(Element-and-box listings)
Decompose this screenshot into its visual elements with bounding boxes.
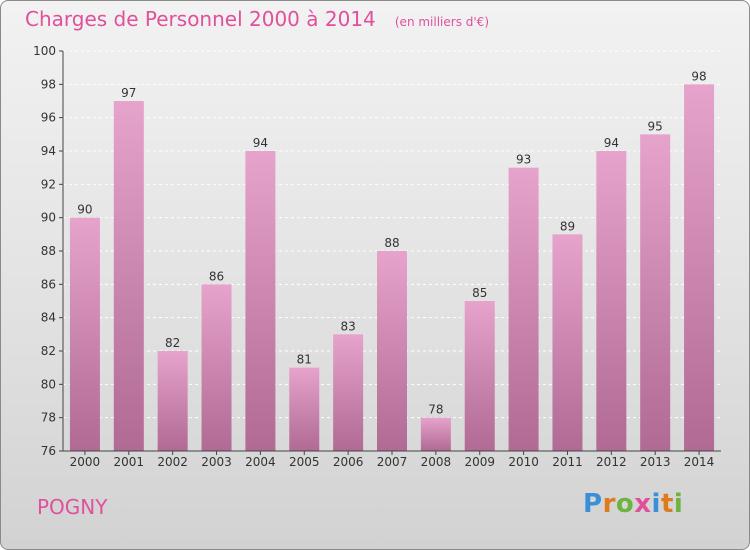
x-tick-label: 2004 — [245, 455, 276, 469]
y-tick-label: 90 — [41, 211, 56, 225]
bar — [508, 167, 539, 451]
x-tick-label: 2012 — [596, 455, 627, 469]
bar — [201, 284, 232, 451]
bar — [684, 84, 715, 451]
proxiti-logo[interactable]: Proxiti — [583, 489, 683, 519]
bar — [552, 234, 583, 451]
bar — [69, 217, 100, 451]
x-tick-label: 2009 — [464, 455, 495, 469]
data-label: 88 — [384, 236, 399, 250]
data-label: 78 — [428, 403, 443, 417]
x-tick-label: 2007 — [377, 455, 408, 469]
x-tick-label: 2010 — [508, 455, 539, 469]
logo-letter: t — [660, 489, 674, 519]
bar — [289, 367, 320, 451]
x-tick-label: 2005 — [289, 455, 320, 469]
bar — [157, 351, 188, 451]
y-tick-label: 86 — [41, 277, 56, 291]
data-label: 95 — [648, 119, 663, 133]
data-label: 94 — [604, 136, 619, 150]
y-tick-label: 84 — [41, 311, 56, 325]
bar — [420, 417, 451, 451]
logo-letter: r — [602, 489, 616, 519]
data-label: 93 — [516, 153, 531, 167]
data-label: 90 — [77, 203, 92, 217]
logo-letter: i — [673, 489, 684, 519]
x-tick-label: 2006 — [333, 455, 364, 469]
x-tick-label: 2011 — [552, 455, 583, 469]
logo-letter: i — [651, 489, 661, 519]
x-tick-label: 2002 — [157, 455, 188, 469]
y-tick-label: 100 — [33, 44, 56, 58]
logo-letter: o — [615, 489, 635, 519]
logo-letter: P — [583, 489, 603, 519]
bar — [113, 101, 144, 451]
data-label: 98 — [691, 69, 706, 83]
data-label: 89 — [560, 219, 575, 233]
data-label: 94 — [253, 136, 268, 150]
chart-subtitle: (en milliers d'€) — [394, 15, 489, 29]
data-label: 81 — [297, 353, 312, 367]
title-row: Charges de Personnel 2000 à 2014 (en mil… — [25, 7, 489, 31]
bar — [464, 301, 495, 451]
bar — [596, 151, 627, 451]
y-tick-label: 82 — [41, 344, 56, 358]
data-label: 97 — [121, 86, 136, 100]
x-tick-label: 2014 — [684, 455, 715, 469]
bar — [333, 334, 364, 451]
bar — [245, 151, 276, 451]
y-tick-label: 98 — [41, 77, 56, 91]
y-tick-label: 96 — [41, 111, 56, 125]
y-tick-label: 78 — [41, 411, 56, 425]
y-tick-label: 80 — [41, 377, 56, 391]
x-tick-label: 2008 — [421, 455, 452, 469]
x-tick-label: 2001 — [114, 455, 145, 469]
data-label: 86 — [209, 269, 224, 283]
y-tick-label: 92 — [41, 177, 56, 191]
x-tick-label: 2003 — [201, 455, 232, 469]
commune-name: POGNY — [37, 495, 108, 519]
data-label: 85 — [472, 286, 487, 300]
y-tick-label: 88 — [41, 244, 56, 258]
y-tick-label: 76 — [41, 444, 56, 458]
logo-letter: x — [634, 489, 652, 519]
y-tick-label: 94 — [41, 144, 56, 158]
x-tick-label: 2000 — [70, 455, 101, 469]
chart-title: Charges de Personnel 2000 à 2014 — [25, 7, 376, 31]
x-tick-label: 2013 — [640, 455, 671, 469]
data-label: 82 — [165, 336, 180, 350]
data-label: 83 — [340, 319, 355, 333]
bar — [640, 134, 671, 452]
bar — [377, 251, 407, 451]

Work instructions | Rewrite the material above with "data-label" changed to "value-label" wherever it appears, keeping every other part identical and omitting the pictures.

The solution |
Decompose this screenshot into its visual elements with bounding boxes.
x-tick-label: 2004 — [245, 455, 276, 469]
y-tick-label: 90 — [41, 211, 56, 225]
bar — [508, 167, 539, 451]
x-tick-label: 2012 — [596, 455, 627, 469]
bar — [201, 284, 232, 451]
bar — [684, 84, 715, 451]
proxiti-logo[interactable]: Proxiti — [583, 489, 683, 519]
bar — [552, 234, 583, 451]
bar — [69, 217, 100, 451]
x-tick-label: 2009 — [464, 455, 495, 469]
value-label: 88 — [384, 236, 399, 250]
value-label: 78 — [428, 403, 443, 417]
x-tick-label: 2007 — [377, 455, 408, 469]
x-tick-label: 2010 — [508, 455, 539, 469]
logo-letter: t — [660, 489, 674, 519]
bar — [289, 367, 320, 451]
x-tick-label: 2005 — [289, 455, 320, 469]
bar — [157, 351, 188, 451]
y-tick-label: 86 — [41, 277, 56, 291]
value-label: 95 — [648, 119, 663, 133]
value-label: 94 — [604, 136, 619, 150]
y-tick-label: 84 — [41, 311, 56, 325]
bar — [420, 417, 451, 451]
logo-letter: r — [602, 489, 616, 519]
value-label: 93 — [516, 153, 531, 167]
value-label: 90 — [77, 203, 92, 217]
logo-letter: i — [673, 489, 684, 519]
x-tick-label: 2006 — [333, 455, 364, 469]
x-tick-label: 2011 — [552, 455, 583, 469]
logo-letter: i — [651, 489, 661, 519]
x-tick-label: 2002 — [157, 455, 188, 469]
y-tick-label: 100 — [33, 44, 56, 58]
logo-letter: o — [615, 489, 635, 519]
logo-letter: P — [583, 489, 603, 519]
bar — [113, 101, 144, 451]
value-label: 98 — [691, 69, 706, 83]
value-label: 89 — [560, 219, 575, 233]
value-label: 94 — [253, 136, 268, 150]
chart-subtitle: (en milliers d'€) — [394, 15, 489, 29]
value-label: 81 — [297, 353, 312, 367]
title-row: Charges de Personnel 2000 à 2014 (en mil… — [25, 7, 489, 31]
bar — [464, 301, 495, 451]
bar — [596, 151, 627, 451]
y-tick-label: 82 — [41, 344, 56, 358]
value-label: 97 — [121, 86, 136, 100]
x-tick-label: 2014 — [684, 455, 715, 469]
bar — [333, 334, 364, 451]
bar — [245, 151, 276, 451]
y-tick-label: 98 — [41, 77, 56, 91]
y-tick-label: 96 — [41, 111, 56, 125]
y-tick-label: 78 — [41, 411, 56, 425]
y-tick-label: 80 — [41, 377, 56, 391]
x-tick-label: 2008 — [421, 455, 452, 469]
x-tick-label: 2001 — [114, 455, 145, 469]
value-label: 86 — [209, 269, 224, 283]
y-tick-label: 92 — [41, 177, 56, 191]
x-tick-label: 2003 — [201, 455, 232, 469]
commune-name: POGNY — [37, 495, 108, 519]
value-label: 85 — [472, 286, 487, 300]
y-tick-label: 88 — [41, 244, 56, 258]
y-tick-label: 76 — [41, 444, 56, 458]
logo-letter: x — [634, 489, 652, 519]
y-tick-label: 94 — [41, 144, 56, 158]
x-tick-label: 2000 — [70, 455, 101, 469]
chart-title: Charges de Personnel 2000 à 2014 — [25, 7, 376, 31]
x-tick-label: 2013 — [640, 455, 671, 469]
value-label: 82 — [165, 336, 180, 350]
value-label: 83 — [340, 319, 355, 333]
bar — [640, 134, 671, 452]
bar — [377, 251, 407, 451]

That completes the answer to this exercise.